Problem statement> Return a copy of each line that holds the string "August".
-*-
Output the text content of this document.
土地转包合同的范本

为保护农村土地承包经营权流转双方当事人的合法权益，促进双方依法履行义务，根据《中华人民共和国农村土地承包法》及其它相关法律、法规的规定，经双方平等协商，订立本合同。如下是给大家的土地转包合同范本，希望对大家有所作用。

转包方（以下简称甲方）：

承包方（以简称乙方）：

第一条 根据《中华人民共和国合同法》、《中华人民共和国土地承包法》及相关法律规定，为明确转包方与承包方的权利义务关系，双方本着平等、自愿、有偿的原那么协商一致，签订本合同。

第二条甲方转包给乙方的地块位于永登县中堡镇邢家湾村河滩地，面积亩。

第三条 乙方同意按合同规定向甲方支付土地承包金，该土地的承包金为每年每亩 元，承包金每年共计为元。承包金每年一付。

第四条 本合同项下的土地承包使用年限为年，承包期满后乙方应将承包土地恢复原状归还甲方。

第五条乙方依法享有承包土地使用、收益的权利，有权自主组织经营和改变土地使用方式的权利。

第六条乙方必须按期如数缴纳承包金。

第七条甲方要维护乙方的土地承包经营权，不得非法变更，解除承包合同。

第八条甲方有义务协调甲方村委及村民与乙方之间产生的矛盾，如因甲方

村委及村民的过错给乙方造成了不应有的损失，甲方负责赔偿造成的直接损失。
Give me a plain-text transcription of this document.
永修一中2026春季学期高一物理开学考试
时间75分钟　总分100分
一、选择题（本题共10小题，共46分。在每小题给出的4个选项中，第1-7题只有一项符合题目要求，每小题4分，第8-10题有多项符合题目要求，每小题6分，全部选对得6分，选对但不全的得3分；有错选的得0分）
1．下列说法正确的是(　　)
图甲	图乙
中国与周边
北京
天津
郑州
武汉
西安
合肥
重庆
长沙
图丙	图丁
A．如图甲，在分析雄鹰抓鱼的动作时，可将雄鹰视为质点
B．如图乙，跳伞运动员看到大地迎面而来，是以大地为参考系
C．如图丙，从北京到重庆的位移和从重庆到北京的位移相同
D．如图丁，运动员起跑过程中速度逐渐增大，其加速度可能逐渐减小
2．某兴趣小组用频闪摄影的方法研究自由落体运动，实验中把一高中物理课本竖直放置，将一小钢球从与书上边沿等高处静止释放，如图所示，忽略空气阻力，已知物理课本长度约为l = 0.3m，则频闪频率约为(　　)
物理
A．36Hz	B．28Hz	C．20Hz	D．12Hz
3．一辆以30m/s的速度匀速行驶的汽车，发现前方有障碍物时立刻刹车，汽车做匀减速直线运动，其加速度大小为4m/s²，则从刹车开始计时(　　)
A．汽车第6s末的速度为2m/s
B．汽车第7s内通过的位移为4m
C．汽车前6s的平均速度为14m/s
-*-
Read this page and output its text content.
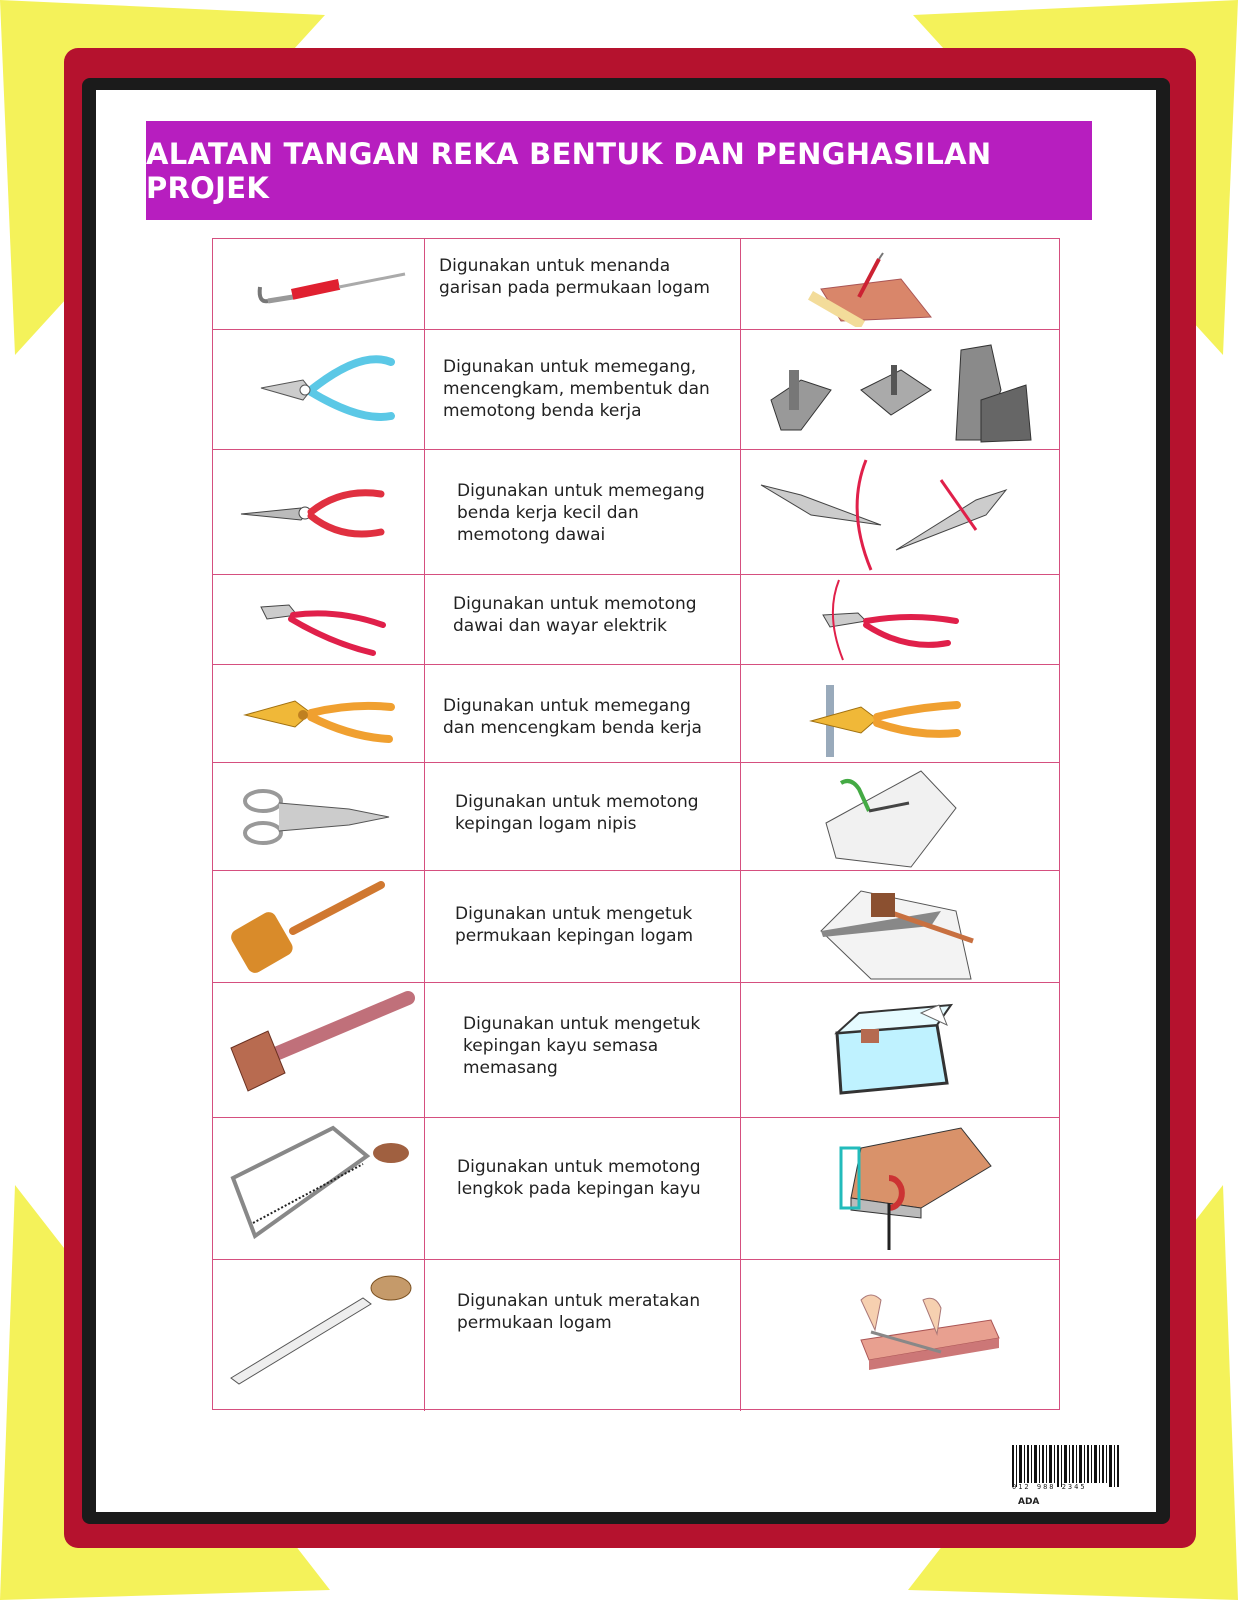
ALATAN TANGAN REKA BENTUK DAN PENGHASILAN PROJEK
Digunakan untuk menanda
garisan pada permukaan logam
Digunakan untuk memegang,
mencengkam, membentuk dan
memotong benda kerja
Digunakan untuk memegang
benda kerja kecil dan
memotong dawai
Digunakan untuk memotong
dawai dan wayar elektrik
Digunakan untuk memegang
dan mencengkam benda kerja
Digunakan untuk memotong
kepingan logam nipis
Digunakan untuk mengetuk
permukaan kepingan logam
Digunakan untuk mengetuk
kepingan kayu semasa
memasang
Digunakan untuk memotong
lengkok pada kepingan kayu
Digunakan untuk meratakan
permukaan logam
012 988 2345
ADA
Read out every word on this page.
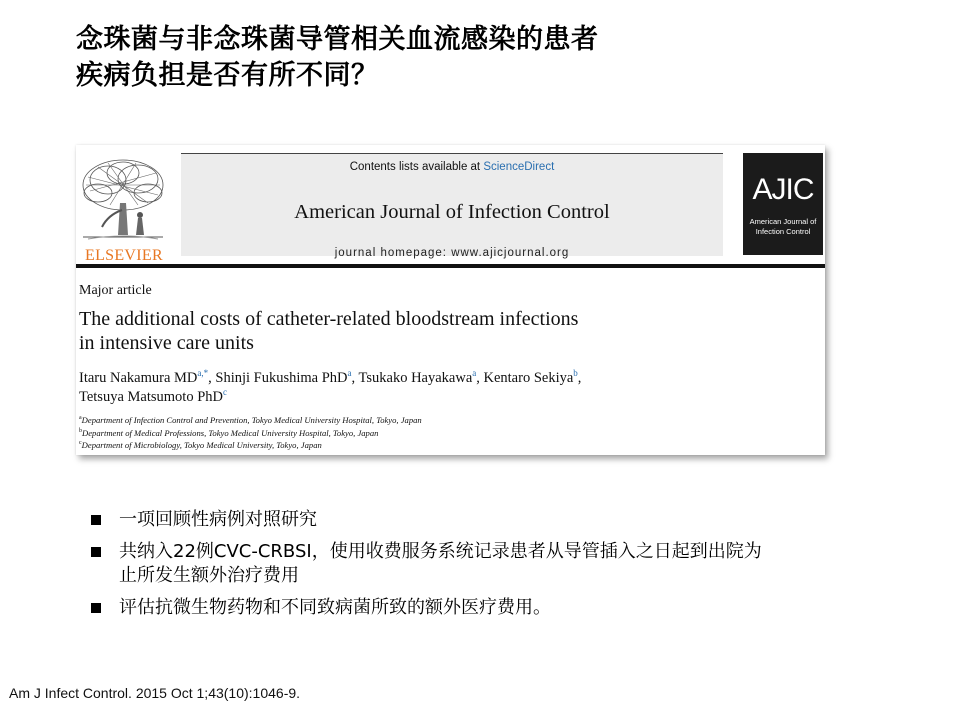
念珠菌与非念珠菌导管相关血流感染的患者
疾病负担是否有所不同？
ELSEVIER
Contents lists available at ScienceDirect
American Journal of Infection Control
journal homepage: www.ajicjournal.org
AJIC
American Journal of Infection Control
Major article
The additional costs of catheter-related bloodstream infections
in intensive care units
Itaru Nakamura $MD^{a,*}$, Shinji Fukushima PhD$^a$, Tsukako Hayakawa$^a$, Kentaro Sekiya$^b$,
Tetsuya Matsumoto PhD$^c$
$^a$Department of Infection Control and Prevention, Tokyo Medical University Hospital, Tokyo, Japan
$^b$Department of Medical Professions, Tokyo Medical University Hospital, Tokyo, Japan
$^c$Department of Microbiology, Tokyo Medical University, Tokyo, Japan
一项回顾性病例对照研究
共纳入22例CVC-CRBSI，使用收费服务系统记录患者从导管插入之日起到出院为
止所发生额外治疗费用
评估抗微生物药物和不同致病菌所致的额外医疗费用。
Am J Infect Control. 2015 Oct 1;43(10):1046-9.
-*-
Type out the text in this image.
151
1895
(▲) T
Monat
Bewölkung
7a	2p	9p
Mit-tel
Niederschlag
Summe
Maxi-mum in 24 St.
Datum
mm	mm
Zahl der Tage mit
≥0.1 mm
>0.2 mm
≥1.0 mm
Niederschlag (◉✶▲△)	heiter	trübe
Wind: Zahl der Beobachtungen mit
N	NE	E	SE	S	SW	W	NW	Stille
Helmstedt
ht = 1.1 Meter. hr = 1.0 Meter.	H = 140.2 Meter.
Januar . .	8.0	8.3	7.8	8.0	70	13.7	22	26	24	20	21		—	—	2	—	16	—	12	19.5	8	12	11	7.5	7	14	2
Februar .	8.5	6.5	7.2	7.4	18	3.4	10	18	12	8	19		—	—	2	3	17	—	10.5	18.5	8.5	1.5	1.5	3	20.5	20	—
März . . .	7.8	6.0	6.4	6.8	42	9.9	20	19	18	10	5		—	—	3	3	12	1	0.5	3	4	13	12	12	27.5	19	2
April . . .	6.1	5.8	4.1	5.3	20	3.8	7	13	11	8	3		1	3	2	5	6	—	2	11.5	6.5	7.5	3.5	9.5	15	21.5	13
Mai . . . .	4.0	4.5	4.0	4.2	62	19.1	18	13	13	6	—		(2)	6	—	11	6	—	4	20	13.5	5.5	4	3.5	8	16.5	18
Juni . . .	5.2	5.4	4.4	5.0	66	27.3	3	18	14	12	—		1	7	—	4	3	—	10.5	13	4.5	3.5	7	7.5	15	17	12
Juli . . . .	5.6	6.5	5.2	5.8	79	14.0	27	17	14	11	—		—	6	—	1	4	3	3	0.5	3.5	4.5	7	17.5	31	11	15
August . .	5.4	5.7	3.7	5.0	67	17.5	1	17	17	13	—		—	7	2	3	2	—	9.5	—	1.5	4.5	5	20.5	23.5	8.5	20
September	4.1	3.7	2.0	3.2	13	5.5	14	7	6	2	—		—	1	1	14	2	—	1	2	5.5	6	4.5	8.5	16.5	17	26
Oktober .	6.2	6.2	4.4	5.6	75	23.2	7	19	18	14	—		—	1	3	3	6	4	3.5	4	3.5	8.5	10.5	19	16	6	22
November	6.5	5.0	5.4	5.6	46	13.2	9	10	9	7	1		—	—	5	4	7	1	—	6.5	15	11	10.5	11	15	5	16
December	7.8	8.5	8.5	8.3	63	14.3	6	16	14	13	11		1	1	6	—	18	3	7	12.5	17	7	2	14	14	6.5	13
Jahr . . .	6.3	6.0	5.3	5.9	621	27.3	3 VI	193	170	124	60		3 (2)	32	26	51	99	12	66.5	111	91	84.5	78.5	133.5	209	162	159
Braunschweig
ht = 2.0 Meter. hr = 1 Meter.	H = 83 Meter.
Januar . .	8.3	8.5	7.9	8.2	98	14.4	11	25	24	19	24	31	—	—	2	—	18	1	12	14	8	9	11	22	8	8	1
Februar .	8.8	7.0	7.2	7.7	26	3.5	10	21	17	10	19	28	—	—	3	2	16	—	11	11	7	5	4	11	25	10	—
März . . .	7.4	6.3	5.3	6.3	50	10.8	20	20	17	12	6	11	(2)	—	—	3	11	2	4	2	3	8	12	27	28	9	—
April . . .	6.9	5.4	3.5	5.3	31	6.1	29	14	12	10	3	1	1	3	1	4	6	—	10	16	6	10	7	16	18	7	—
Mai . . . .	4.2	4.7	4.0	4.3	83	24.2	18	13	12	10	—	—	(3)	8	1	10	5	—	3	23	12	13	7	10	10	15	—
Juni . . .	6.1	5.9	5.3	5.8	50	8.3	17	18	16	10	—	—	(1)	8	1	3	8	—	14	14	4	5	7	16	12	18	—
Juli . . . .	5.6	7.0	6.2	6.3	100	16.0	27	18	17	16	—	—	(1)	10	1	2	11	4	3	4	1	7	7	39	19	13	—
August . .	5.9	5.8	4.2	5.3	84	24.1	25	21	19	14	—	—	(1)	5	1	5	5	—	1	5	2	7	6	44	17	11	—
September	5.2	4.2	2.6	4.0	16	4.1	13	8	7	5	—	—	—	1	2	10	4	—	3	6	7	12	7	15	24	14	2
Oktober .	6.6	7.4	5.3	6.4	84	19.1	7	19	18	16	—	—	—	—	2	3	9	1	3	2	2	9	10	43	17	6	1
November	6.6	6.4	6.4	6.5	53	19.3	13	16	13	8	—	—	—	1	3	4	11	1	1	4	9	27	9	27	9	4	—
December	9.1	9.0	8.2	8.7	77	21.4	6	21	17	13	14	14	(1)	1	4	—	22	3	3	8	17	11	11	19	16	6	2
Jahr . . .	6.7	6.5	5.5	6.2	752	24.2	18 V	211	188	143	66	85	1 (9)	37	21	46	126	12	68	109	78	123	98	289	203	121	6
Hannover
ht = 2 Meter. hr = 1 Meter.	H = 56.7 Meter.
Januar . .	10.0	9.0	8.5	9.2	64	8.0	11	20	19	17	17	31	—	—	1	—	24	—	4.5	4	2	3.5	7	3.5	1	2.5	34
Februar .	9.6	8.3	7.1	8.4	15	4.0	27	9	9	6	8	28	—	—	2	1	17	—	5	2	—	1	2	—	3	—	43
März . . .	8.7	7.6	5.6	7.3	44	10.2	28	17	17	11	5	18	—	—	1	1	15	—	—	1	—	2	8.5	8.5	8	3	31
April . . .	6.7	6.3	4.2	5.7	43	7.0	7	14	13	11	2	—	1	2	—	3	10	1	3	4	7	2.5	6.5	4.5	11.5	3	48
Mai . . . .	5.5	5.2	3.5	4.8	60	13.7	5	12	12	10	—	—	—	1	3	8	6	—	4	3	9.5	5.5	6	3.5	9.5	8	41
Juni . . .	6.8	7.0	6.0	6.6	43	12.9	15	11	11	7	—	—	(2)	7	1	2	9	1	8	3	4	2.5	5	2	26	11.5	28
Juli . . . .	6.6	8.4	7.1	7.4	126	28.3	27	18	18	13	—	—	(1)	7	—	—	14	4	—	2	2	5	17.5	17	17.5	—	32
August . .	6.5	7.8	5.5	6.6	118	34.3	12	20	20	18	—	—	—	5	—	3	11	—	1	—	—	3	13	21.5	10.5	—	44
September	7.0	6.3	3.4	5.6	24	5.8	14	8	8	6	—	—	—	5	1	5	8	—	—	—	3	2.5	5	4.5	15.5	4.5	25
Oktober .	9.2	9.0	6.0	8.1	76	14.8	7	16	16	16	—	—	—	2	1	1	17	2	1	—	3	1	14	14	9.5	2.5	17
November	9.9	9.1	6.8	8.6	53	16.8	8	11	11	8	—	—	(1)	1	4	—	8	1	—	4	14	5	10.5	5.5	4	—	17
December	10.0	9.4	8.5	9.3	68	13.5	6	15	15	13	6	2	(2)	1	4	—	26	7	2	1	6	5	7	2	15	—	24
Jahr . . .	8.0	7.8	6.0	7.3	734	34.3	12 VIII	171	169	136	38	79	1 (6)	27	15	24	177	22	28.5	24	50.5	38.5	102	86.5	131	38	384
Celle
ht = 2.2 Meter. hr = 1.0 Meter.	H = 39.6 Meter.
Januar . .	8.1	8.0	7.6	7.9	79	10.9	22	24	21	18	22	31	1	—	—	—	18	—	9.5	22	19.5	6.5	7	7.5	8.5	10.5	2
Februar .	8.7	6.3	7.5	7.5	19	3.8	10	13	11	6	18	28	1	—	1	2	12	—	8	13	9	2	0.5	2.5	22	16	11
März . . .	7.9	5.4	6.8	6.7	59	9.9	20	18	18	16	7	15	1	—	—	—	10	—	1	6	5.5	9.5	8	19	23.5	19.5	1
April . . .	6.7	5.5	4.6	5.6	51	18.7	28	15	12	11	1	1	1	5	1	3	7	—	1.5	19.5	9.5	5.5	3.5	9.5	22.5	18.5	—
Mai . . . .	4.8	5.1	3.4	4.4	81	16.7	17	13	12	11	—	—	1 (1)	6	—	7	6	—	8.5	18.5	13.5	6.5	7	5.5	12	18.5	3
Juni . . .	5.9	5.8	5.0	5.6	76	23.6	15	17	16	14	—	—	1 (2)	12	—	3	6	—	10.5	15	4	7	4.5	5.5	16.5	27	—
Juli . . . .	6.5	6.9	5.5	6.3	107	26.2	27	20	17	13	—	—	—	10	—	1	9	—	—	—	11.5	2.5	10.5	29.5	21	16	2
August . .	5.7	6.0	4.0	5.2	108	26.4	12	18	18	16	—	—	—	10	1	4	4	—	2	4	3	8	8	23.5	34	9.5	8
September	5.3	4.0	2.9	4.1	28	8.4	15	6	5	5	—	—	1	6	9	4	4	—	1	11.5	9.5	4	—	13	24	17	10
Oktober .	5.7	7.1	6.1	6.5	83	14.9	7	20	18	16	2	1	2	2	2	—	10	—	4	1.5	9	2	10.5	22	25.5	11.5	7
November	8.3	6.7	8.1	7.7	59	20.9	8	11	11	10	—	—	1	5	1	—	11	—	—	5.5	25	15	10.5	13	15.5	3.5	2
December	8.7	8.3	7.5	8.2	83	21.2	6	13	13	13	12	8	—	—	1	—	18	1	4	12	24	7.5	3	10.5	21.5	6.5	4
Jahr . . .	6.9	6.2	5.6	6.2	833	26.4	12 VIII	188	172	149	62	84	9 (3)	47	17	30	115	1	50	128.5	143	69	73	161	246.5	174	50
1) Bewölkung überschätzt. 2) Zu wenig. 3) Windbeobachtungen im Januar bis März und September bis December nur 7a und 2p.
-*-
Solution>
August . .	5.4	5.7	3.7	5.0	67	17.5	1	17	17	13	—		—	7	2	3	2	—	9.5	—	1.5	4.5	5	20.5	23.5	8.5	20
August . .	5.9	5.8	4.2	5.3	84	24.1	25	21	19	14	—	—	(1)	5	1	5	5	—	1	5	2	7	6	44	17	11	—
August . .	6.5	7.8	5.5	6.6	118	34.3	12	20	20	18	—	—	—	5	—	3	11	—	1	—	—	3	13	21.5	10.5	—	44
August . .	5.7	6.0	4.0	5.2	108	26.4	12	18	18	16	—	—	—	10	1	4	4	—	2	4	3	8	8	23.5	34	9.5	8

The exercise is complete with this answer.